Supplied material -
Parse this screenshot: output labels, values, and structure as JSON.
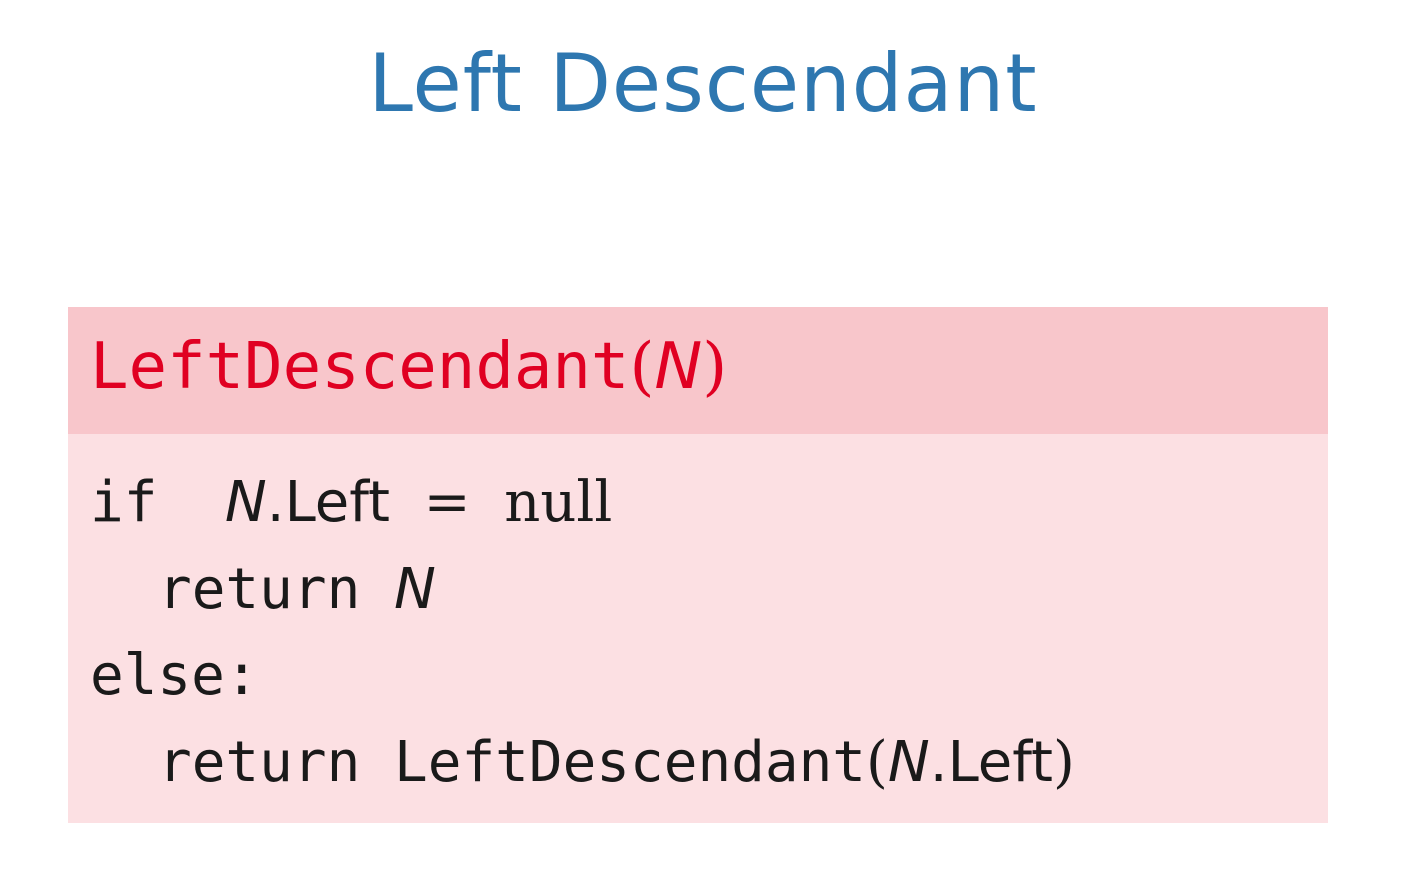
{
  "colors": {
    "title": "#2e77b0",
    "block_header_bg": "#f8c6cb",
    "block_body_bg": "#fce0e3",
    "block_title_text": "#e00022",
    "code_text": "#1a1a1a"
  },
  "slide": {
    "title": "Left Descendant"
  },
  "block": {
    "title_name": "LeftDescendant",
    "title_open": "(",
    "title_param": "N",
    "title_close": ")",
    "lines": [
      {
        "kw": "if",
        "var": "N",
        "field": ".Left",
        "op": "=",
        "val": "null"
      },
      {
        "kw": "return",
        "var": "N"
      },
      {
        "kw": "else:"
      },
      {
        "kw": "return",
        "fn": "LeftDescendant",
        "open": "(",
        "var": "N",
        "field": ".Left",
        "close": ")"
      }
    ]
  }
}
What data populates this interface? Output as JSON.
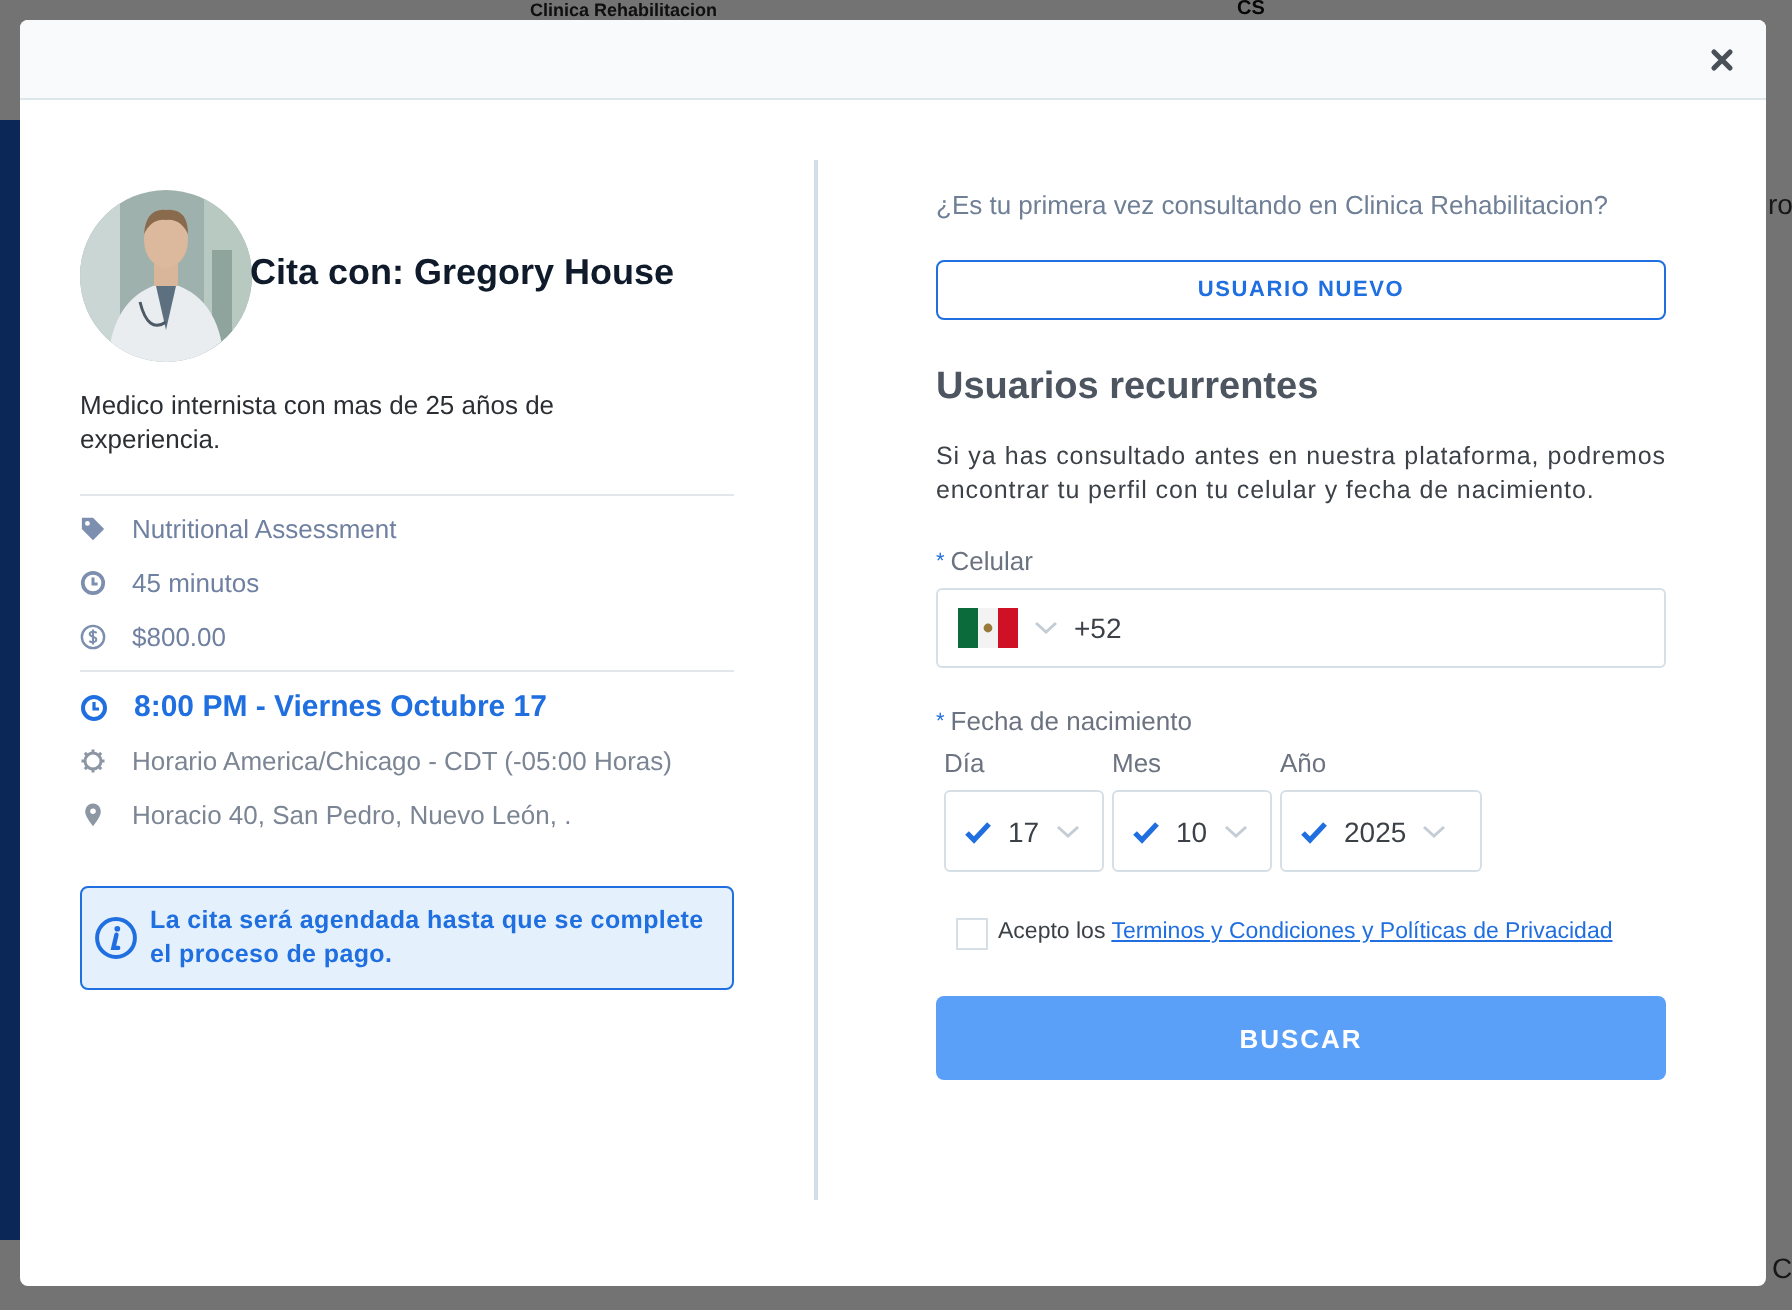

Aim - All the lines above are to be given again exactly as they read, with the pictures removed.

Complete output -
Parse this screenshot: output labels, values, and structure as JSON.
{
  "colors": {
    "title": "#2e77b0",
    "block_header_bg": "#f8c6cb",
    "block_body_bg": "#fce0e3",
    "block_title_text": "#e00022",
    "code_text": "#1a1a1a"
  },
  "slide": {
    "title": "Left Descendant"
  },
  "block": {
    "title_name": "LeftDescendant",
    "title_open": "(",
    "title_param": "N",
    "title_close": ")",
    "lines": [
      {
        "kw": "if",
        "var": "N",
        "field": ".Left",
        "op": "=",
        "val": "null"
      },
      {
        "kw": "return",
        "var": "N"
      },
      {
        "kw": "else:"
      },
      {
        "kw": "return",
        "fn": "LeftDescendant",
        "open": "(",
        "var": "N",
        "field": ".Left",
        "close": ")"
      }
    ]
  }
}
What data populates this interface? Output as JSON.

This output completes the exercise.